## PROBLEM TO SOLVE:
Write out each line of the material again, word for word.

## THE DATA:

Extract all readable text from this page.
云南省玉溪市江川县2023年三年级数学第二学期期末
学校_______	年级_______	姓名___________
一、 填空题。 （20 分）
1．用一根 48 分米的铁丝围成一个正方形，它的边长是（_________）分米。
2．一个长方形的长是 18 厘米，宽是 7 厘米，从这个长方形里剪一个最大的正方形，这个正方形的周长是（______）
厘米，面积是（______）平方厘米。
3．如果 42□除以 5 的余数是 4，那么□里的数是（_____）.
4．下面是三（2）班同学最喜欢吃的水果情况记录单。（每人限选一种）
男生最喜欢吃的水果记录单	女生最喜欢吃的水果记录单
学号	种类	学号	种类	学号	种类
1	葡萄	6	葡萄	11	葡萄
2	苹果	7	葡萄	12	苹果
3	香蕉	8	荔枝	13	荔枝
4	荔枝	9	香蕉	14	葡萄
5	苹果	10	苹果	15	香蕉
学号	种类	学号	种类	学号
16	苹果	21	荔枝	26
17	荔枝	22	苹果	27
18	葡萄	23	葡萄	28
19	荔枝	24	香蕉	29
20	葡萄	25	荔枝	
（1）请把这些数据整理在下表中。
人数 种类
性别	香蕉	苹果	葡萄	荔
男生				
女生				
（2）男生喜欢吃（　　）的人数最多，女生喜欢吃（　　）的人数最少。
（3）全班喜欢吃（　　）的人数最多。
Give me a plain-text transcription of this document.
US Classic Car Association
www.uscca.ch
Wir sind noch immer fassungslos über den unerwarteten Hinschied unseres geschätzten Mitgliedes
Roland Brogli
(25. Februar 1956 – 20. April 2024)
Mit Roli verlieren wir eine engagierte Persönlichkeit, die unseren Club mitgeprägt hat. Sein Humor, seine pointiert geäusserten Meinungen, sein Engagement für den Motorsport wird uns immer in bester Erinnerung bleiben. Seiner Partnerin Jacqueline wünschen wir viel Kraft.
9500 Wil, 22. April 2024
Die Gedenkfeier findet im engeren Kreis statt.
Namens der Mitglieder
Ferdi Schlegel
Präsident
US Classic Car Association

## FULL RESPONSE:
Extract all readable text from this page.
云南省玉溪市江川县2023年三年级数学第二学期期末
学校_______	年级_______	姓名___________
一、 填空题。 （20 分）
1．用一根 48 分米的铁丝围成一个正方形，它的边长是（_________）分米。
2．一个长方形的长是 18 厘米，宽是 7 厘米，从这个长方形里剪一个最大的正方形，这个正方形的周长是（______）
厘米，面积是（______）平方厘米。
3．如果 42□除以 5 的余数是 4，那么□里的数是（_____）.
4．下面是三（2）班同学最喜欢吃的水果情况记录单。（每人限选一种）
男生最喜欢吃的水果记录单	女生最喜欢吃的水果记录单
学号	种类	学号	种类	学号	种类
1	葡萄	6	葡萄	11	葡萄
2	苹果	7	葡萄	12	苹果
3	香蕉	8	荔枝	13	荔枝
4	荔枝	9	香蕉	14	葡萄
5	苹果	10	苹果	15	香蕉
学号	种类	学号	种类	学号
16	苹果	21	荔枝	26
17	荔枝	22	苹果	27
18	葡萄	23	葡萄	28
19	荔枝	24	香蕉	29
20	葡萄	25	荔枝	
（1）请把这些数据整理在下表中。
人数 种类
性别	香蕉	苹果	葡萄	荔
男生				
女生				
（2）男生喜欢吃（　　）的人数最多，女生喜欢吃（　　）的人数最少。
（3）全班喜欢吃（　　）的人数最多。
Give me a plain-text transcription of this document.
US Classic Car Association
www.uscca.ch
Wir sind noch immer fassungslos über den unerwarteten Hinschied unseres geschätzten Mitgliedes
Roland Brogli
(25. Februar 1956 – 20. April 2024)
Mit Roli verlieren wir eine engagierte Persönlichkeit, die unseren Club mitgeprägt hat. Sein Humor, seine pointiert geäusserten Meinungen, sein Engagement für den Motorsport wird uns immer in bester Erinnerung bleiben. Seiner Partnerin Jacqueline wünschen wir viel Kraft.
9500 Wil, 22. April 2024
Die Gedenkfeier findet im engeren Kreis statt.
Namens der Mitglieder
Ferdi Schlegel
Präsident
US Classic Car Association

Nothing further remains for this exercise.